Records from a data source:
========================================================================
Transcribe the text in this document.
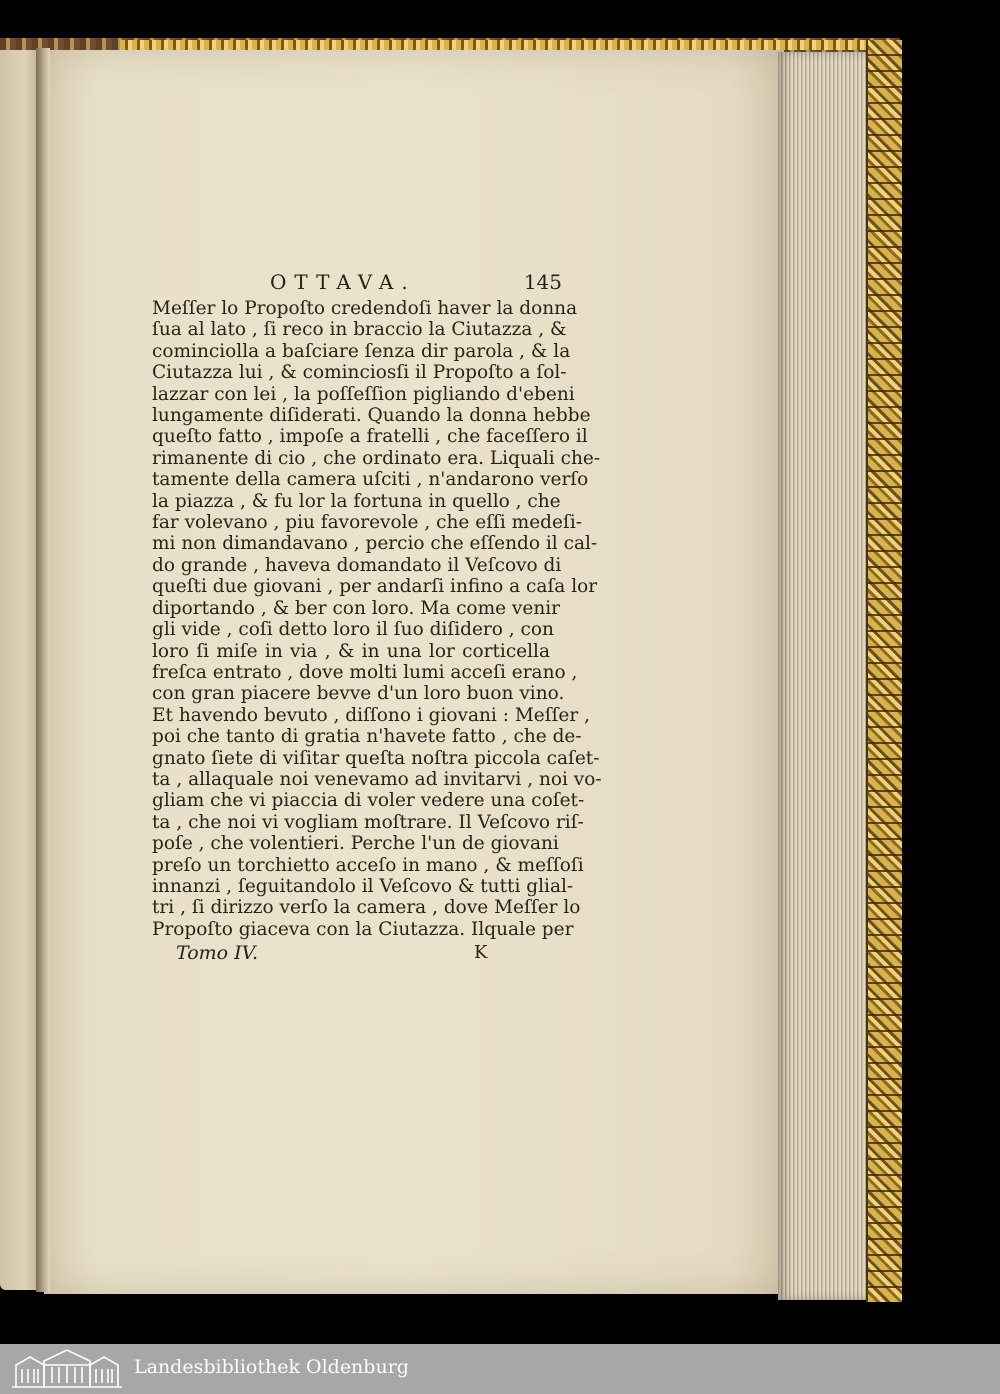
OTTAVA.	145
Meſſer lo Propoſto credendoſi haver la donna
ſua al lato , ſi reco in braccio la Ciutazza , &
cominciolla a baſciare ſenza dir parola , & la
Ciutazza lui , & cominciosſi il Propoſto a ſol-
lazzar con lei , la poſſeſſion pigliando d'ebeni
lungamente diſiderati. Quando la donna hebbe
queſto fatto , impoſe a fratelli , che faceſſero il
rimanente di cio , che ordinato era. Liquali che-
tamente della camera uſciti , n'andarono verſo
la piazza , & fu lor la fortuna in quello , che
far volevano , piu favorevole , che eſſi medeſi-
mi non dimandavano , percio che eſſendo il cal-
do grande , haveva domandato il Veſcovo di
queſti due giovani , per andarſi infino a caſa lor
diportando , & ber con loro. Ma come venir
gli vide , coſi detto loro il ſuo diſidero , con
loro ſi miſe in via , & in una lor corticella
freſca entrato , dove molti lumi acceſi erano ,
con gran piacere bevve d'un loro buon vino.
Et havendo bevuto , diſſono i giovani : Meſſer ,
poi che tanto di gratia n'havete fatto , che de-
gnato ſiete di viſitar queſta noſtra piccola caſet-
ta , allaquale noi venevamo ad invitarvi , noi vo-
gliam che vi piaccia di voler vedere una coſet-
ta , che noi vi vogliam moſtrare. Il Veſcovo riſ-
poſe , che volentieri. Perche l'un de giovani
preſo un torchietto acceſo in mano , & meſſoſi
innanzi , ſeguitandolo il Veſcovo & tutti glial-
tri , ſi dirizzo verſo la camera , dove Meſſer lo
Propoſto giaceva con la Ciutazza. Ilquale per
Tomo IV.	K
Landesbibliothek Oldenburg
========================================================================
> Set task: The records above must be transcribed exactly. Pictures are left out of the copy.

> Response to the task:
Transcribe the text in this document.
OTTAVA.	145
Meſſer lo Propoſto credendoſi haver la donna
ſua al lato , ſi reco in braccio la Ciutazza , &
cominciolla a baſciare ſenza dir parola , & la
Ciutazza lui , & cominciosſi il Propoſto a ſol-
lazzar con lei , la poſſeſſion pigliando d'ebeni
lungamente diſiderati. Quando la donna hebbe
queſto fatto , impoſe a fratelli , che faceſſero il
rimanente di cio , che ordinato era. Liquali che-
tamente della camera uſciti , n'andarono verſo
la piazza , & fu lor la fortuna in quello , che
far volevano , piu favorevole , che eſſi medeſi-
mi non dimandavano , percio che eſſendo il cal-
do grande , haveva domandato il Veſcovo di
queſti due giovani , per andarſi infino a caſa lor
diportando , & ber con loro. Ma come venir
gli vide , coſi detto loro il ſuo diſidero , con
loro ſi miſe in via , & in una lor corticella
freſca entrato , dove molti lumi acceſi erano ,
con gran piacere bevve d'un loro buon vino.
Et havendo bevuto , diſſono i giovani : Meſſer ,
poi che tanto di gratia n'havete fatto , che de-
gnato ſiete di viſitar queſta noſtra piccola caſet-
ta , allaquale noi venevamo ad invitarvi , noi vo-
gliam che vi piaccia di voler vedere una coſet-
ta , che noi vi vogliam moſtrare. Il Veſcovo riſ-
poſe , che volentieri. Perche l'un de giovani
preſo un torchietto acceſo in mano , & meſſoſi
innanzi , ſeguitandolo il Veſcovo & tutti glial-
tri , ſi dirizzo verſo la camera , dove Meſſer lo
Propoſto giaceva con la Ciutazza. Ilquale per
Tomo IV.	K
Landesbibliothek Oldenburg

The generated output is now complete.